### THE REQUEST
Reproduce the entries below in full, word for word.
— start —
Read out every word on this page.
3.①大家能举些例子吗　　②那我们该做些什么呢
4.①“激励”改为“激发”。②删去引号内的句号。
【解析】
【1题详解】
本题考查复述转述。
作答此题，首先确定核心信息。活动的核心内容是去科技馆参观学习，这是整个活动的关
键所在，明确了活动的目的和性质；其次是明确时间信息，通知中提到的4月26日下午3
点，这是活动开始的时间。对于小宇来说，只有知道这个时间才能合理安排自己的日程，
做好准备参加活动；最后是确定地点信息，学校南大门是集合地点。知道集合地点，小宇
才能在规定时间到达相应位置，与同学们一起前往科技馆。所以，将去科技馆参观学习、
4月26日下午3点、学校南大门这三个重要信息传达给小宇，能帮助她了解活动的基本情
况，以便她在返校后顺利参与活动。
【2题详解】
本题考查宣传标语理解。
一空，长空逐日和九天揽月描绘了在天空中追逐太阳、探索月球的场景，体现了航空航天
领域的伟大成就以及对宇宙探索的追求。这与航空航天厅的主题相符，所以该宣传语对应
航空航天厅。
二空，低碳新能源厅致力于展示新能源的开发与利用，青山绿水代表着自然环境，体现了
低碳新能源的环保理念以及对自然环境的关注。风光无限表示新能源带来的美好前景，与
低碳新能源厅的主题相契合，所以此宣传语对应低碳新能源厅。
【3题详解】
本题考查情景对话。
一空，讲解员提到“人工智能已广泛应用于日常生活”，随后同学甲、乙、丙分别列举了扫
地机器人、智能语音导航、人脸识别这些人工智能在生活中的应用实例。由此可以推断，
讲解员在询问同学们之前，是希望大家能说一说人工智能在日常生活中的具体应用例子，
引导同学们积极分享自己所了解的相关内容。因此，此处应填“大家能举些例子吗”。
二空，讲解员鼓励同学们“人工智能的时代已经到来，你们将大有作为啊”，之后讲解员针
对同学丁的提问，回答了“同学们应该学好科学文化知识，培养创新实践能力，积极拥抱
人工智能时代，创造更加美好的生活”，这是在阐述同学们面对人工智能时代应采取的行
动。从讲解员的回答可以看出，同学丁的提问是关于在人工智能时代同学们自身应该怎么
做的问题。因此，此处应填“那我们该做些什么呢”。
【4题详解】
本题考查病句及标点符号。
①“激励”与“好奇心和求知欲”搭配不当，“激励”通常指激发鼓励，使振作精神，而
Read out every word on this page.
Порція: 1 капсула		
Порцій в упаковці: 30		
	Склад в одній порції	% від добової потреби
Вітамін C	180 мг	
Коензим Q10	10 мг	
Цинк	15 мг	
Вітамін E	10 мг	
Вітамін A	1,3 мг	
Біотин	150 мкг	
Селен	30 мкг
— end —
### EXERCISE OUTPUT
Read out every word on this page.
3.①大家能举些例子吗　　②那我们该做些什么呢
4.①“激励”改为“激发”。②删去引号内的句号。
【解析】
【1题详解】
本题考查复述转述。
作答此题，首先确定核心信息。活动的核心内容是去科技馆参观学习，这是整个活动的关
键所在，明确了活动的目的和性质；其次是明确时间信息，通知中提到的4月26日下午3
点，这是活动开始的时间。对于小宇来说，只有知道这个时间才能合理安排自己的日程，
做好准备参加活动；最后是确定地点信息，学校南大门是集合地点。知道集合地点，小宇
才能在规定时间到达相应位置，与同学们一起前往科技馆。所以，将去科技馆参观学习、
4月26日下午3点、学校南大门这三个重要信息传达给小宇，能帮助她了解活动的基本情
况，以便她在返校后顺利参与活动。
【2题详解】
本题考查宣传标语理解。
一空，长空逐日和九天揽月描绘了在天空中追逐太阳、探索月球的场景，体现了航空航天
领域的伟大成就以及对宇宙探索的追求。这与航空航天厅的主题相符，所以该宣传语对应
航空航天厅。
二空，低碳新能源厅致力于展示新能源的开发与利用，青山绿水代表着自然环境，体现了
低碳新能源的环保理念以及对自然环境的关注。风光无限表示新能源带来的美好前景，与
低碳新能源厅的主题相契合，所以此宣传语对应低碳新能源厅。
【3题详解】
本题考查情景对话。
一空，讲解员提到“人工智能已广泛应用于日常生活”，随后同学甲、乙、丙分别列举了扫
地机器人、智能语音导航、人脸识别这些人工智能在生活中的应用实例。由此可以推断，
讲解员在询问同学们之前，是希望大家能说一说人工智能在日常生活中的具体应用例子，
引导同学们积极分享自己所了解的相关内容。因此，此处应填“大家能举些例子吗”。
二空，讲解员鼓励同学们“人工智能的时代已经到来，你们将大有作为啊”，之后讲解员针
对同学丁的提问，回答了“同学们应该学好科学文化知识，培养创新实践能力，积极拥抱
人工智能时代，创造更加美好的生活”，这是在阐述同学们面对人工智能时代应采取的行
动。从讲解员的回答可以看出，同学丁的提问是关于在人工智能时代同学们自身应该怎么
做的问题。因此，此处应填“那我们该做些什么呢”。
【4题详解】
本题考查病句及标点符号。
①“激励”与“好奇心和求知欲”搭配不当，“激励”通常指激发鼓励，使振作精神，而
Read out every word on this page.
Порція: 1 капсула		
Порцій в упаковці: 30		
	Склад в одній порції	% від добової потреби
Вітамін C	180 мг	
Коензим Q10	10 мг	
Цинк	15 мг	
Вітамін E	10 мг	
Вітамін A	1,3 мг	
Біотин	150 мкг	
Селен	30 мкг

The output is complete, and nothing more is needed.